>> Begin Input for this task

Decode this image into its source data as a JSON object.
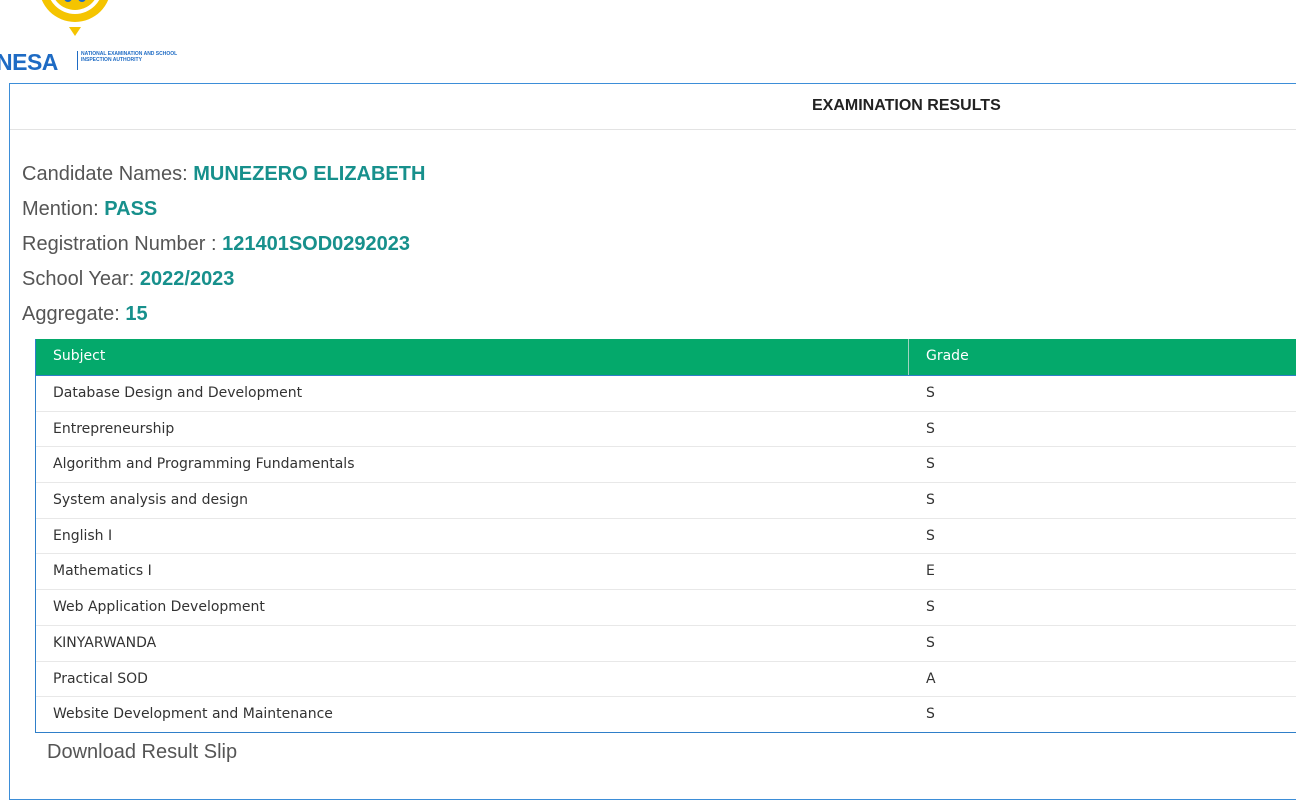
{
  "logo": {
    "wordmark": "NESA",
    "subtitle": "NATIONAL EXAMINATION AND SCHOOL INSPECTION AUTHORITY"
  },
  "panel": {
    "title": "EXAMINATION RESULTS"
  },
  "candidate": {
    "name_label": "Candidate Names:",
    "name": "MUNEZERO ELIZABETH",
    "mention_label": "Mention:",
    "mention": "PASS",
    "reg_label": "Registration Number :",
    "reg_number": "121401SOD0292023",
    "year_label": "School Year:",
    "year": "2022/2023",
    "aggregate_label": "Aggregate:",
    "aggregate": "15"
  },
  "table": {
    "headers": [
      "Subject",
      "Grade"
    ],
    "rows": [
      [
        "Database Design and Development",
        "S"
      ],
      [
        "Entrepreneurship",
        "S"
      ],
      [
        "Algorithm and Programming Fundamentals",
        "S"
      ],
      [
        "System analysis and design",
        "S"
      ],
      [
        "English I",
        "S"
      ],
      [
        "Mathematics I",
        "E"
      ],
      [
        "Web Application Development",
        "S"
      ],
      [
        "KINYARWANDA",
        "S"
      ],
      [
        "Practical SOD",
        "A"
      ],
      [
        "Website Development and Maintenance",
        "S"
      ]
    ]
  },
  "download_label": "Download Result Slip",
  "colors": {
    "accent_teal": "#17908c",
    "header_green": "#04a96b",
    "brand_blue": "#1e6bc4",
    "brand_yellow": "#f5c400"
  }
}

>> End Input for this task
>> Begin Input for this task

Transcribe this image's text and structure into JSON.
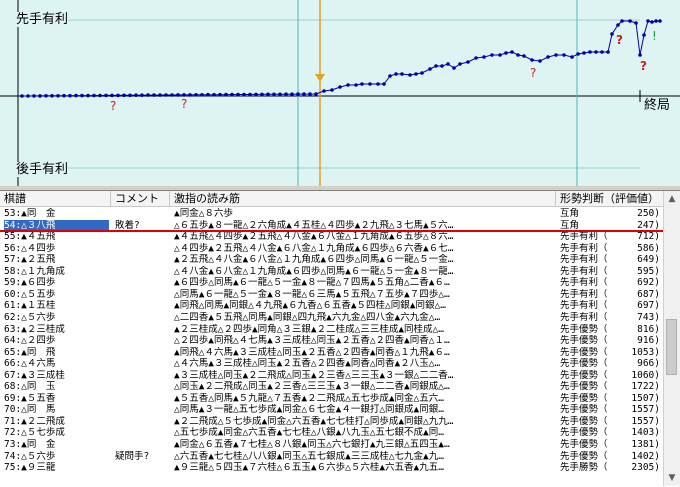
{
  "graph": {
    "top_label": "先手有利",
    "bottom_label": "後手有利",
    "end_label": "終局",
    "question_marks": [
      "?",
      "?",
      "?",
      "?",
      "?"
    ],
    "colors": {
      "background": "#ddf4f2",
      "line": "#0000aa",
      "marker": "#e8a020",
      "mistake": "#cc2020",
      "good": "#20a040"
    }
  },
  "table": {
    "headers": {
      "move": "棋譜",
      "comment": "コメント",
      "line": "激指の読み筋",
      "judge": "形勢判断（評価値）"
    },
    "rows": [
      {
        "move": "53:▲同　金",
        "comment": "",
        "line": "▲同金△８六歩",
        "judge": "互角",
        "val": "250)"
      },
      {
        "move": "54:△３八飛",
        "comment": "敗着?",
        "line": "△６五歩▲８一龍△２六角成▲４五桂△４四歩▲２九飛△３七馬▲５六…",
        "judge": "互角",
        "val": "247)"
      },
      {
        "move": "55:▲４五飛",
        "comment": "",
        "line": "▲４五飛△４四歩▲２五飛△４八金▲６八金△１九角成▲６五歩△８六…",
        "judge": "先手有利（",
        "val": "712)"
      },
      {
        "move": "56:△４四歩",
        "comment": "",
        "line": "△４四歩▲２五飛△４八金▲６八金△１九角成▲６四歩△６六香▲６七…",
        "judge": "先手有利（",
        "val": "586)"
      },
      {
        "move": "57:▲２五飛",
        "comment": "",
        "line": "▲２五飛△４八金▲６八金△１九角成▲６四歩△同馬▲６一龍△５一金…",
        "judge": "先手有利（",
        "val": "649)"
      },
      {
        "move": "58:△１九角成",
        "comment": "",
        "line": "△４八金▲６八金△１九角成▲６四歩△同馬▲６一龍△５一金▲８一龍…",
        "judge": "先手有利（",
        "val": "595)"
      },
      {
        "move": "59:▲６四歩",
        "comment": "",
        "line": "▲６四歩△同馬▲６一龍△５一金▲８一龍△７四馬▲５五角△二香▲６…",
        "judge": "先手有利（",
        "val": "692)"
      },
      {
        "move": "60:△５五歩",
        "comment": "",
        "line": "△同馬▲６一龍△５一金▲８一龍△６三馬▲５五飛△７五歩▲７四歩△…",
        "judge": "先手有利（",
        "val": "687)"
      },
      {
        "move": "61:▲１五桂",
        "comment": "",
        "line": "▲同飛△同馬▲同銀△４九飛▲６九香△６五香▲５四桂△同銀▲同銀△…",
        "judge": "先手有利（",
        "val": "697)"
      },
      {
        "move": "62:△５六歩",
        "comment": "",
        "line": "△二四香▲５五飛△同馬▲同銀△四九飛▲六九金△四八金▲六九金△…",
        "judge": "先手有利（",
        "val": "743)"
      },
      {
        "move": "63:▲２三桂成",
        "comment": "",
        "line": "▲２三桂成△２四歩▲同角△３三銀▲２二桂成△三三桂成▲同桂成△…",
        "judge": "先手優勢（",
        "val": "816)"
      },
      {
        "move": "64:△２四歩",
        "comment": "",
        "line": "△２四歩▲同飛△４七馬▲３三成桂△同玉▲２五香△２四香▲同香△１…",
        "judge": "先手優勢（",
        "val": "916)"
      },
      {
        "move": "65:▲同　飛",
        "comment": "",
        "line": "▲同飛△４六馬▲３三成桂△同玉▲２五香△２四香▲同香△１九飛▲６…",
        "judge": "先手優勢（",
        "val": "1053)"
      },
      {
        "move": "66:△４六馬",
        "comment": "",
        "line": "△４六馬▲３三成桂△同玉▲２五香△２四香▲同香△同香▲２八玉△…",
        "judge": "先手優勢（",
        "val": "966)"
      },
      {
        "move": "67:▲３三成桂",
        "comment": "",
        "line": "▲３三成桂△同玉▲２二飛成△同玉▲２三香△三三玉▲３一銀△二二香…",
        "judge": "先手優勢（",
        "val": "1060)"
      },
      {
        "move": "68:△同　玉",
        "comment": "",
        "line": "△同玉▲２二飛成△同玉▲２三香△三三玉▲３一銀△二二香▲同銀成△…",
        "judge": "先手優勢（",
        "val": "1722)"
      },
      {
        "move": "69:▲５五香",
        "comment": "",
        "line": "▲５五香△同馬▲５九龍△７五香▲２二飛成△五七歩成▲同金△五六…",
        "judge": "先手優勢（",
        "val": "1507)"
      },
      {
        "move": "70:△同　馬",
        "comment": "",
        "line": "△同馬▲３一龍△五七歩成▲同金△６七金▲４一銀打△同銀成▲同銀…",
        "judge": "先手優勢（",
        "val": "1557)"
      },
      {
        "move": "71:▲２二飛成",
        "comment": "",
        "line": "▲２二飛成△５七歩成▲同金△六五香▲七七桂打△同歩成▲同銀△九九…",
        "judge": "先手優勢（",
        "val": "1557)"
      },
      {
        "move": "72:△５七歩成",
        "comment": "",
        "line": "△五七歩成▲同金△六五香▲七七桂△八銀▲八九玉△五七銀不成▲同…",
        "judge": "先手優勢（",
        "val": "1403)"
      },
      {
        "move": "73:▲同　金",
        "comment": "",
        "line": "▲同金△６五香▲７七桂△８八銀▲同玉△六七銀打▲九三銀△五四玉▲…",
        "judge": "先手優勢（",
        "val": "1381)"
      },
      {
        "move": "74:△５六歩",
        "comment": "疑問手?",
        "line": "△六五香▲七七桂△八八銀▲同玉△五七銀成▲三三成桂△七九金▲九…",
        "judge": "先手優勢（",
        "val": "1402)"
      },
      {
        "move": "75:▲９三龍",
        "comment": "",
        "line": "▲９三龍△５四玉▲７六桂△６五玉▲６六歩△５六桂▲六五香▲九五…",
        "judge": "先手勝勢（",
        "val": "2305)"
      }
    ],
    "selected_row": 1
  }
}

>> End Input for this task

[What is needed]:
Read the entries and select each line where the word "五七歩成" is found.

[Solved problem]:
        "line": "▲５五香△同馬▲５九龍△７五香▲２二飛成△五七歩成▲同金△五六…",
        "line": "△同馬▲３一龍△五七歩成▲同金△６七金▲４一銀打△同銀成▲同銀…",
        "line": "△五七歩成▲同金△六五香▲七七桂△八銀▲八九玉△五七銀不成▲同…",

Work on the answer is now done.